The exercise =
From the entries below, gather each line containing the word "Serviços".

Data extract =
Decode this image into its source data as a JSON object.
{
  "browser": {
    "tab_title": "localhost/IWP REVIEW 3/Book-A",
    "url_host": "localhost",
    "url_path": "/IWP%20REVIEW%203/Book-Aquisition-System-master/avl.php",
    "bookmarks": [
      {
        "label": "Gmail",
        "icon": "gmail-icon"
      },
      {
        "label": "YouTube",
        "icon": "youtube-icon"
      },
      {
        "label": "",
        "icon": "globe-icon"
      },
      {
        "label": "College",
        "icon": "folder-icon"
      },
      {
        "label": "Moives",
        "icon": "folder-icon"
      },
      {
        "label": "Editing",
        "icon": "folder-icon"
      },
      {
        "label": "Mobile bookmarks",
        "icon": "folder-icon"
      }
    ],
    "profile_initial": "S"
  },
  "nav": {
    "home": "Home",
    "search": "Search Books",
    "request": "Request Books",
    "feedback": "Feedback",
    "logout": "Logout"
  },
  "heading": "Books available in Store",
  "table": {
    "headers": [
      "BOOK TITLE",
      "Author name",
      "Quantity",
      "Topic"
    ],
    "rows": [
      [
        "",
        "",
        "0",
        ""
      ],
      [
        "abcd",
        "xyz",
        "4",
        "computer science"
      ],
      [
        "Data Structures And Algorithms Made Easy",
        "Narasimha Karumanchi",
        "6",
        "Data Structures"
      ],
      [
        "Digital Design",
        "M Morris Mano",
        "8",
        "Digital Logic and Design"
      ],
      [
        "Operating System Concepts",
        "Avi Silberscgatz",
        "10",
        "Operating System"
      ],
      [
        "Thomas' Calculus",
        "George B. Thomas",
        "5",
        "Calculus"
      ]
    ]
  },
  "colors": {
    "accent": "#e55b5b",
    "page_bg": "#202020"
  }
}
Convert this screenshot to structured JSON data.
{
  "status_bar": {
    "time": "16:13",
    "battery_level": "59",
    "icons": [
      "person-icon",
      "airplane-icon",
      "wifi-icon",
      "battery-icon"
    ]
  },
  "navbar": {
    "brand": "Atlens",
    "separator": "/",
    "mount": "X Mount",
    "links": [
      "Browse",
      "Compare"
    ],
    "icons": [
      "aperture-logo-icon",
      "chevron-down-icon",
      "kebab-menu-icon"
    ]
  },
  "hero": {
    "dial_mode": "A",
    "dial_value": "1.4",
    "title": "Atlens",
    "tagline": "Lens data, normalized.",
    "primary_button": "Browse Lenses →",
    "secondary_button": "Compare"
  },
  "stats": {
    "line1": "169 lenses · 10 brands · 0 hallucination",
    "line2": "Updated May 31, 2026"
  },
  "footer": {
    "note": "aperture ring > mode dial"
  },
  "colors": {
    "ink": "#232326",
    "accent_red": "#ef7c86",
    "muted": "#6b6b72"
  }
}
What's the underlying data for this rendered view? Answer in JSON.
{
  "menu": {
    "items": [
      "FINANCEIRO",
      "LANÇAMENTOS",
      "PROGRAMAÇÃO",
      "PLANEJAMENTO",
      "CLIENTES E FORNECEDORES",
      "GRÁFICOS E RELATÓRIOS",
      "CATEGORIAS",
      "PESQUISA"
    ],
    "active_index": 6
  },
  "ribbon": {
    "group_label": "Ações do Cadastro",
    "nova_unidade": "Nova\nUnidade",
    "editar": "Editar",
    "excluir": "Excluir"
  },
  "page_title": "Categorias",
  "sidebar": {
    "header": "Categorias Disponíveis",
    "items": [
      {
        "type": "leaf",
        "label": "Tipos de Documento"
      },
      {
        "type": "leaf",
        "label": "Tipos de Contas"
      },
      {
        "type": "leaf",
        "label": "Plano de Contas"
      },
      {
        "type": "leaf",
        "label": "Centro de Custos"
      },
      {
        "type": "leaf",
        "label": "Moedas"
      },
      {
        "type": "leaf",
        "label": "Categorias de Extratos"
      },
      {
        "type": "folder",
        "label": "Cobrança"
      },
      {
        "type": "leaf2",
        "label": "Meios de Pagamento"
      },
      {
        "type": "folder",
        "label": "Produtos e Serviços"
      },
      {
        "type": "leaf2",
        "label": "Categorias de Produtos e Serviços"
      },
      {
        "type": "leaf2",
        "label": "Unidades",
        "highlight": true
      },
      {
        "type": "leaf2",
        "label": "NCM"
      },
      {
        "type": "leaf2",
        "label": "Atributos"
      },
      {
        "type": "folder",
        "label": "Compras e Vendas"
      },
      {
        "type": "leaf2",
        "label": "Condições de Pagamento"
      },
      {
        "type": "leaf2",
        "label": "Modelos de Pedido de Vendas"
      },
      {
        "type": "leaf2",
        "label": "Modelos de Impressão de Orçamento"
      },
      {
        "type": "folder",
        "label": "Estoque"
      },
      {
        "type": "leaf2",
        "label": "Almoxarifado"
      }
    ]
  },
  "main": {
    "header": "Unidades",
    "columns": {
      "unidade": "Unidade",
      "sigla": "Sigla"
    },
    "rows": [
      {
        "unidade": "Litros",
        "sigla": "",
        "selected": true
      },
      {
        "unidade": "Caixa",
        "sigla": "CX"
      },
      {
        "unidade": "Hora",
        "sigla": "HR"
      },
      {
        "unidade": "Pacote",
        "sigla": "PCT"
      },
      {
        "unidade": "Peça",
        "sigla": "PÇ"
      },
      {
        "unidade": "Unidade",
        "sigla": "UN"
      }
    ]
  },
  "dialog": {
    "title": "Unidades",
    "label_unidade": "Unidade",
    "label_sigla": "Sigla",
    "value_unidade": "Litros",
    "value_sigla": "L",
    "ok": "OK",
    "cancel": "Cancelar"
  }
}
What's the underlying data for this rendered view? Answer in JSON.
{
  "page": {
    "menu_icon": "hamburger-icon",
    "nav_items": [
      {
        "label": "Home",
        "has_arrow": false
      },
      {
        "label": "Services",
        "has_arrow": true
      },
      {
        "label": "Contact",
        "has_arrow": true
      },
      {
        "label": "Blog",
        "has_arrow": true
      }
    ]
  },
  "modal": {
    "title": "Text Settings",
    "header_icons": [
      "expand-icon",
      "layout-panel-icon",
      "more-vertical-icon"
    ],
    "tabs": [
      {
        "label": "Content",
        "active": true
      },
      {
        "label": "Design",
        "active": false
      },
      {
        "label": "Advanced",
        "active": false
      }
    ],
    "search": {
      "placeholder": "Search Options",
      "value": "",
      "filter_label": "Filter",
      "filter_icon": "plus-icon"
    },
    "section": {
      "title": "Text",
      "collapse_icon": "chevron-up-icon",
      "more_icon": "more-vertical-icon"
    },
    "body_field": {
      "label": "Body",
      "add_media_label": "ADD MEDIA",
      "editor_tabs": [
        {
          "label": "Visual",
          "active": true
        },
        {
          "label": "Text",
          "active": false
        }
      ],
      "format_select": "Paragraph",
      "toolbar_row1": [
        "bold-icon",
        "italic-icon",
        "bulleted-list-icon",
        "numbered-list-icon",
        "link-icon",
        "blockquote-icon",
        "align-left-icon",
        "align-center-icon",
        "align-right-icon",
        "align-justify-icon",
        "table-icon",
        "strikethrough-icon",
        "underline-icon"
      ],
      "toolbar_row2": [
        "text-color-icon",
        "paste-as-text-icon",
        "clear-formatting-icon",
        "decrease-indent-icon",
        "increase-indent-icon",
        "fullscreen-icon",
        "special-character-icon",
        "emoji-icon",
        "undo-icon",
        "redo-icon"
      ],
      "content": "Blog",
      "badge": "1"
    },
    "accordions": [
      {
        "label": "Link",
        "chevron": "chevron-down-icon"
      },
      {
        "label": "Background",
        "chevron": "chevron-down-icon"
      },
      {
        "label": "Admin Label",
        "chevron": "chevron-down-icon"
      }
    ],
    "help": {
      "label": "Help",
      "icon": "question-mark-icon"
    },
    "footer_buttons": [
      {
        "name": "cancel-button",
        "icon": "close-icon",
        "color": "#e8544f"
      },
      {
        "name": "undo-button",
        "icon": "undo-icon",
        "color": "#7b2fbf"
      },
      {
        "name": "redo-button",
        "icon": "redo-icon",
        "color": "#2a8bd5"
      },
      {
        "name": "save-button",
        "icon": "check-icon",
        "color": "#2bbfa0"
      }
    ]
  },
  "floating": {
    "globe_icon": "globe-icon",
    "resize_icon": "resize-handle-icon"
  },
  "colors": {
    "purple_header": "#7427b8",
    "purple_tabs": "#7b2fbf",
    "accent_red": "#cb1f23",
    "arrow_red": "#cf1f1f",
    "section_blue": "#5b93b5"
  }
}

Completed exercise =
        "label": "Produtos e Serviços"
        "label": "Categorias de Produtos e Serviços"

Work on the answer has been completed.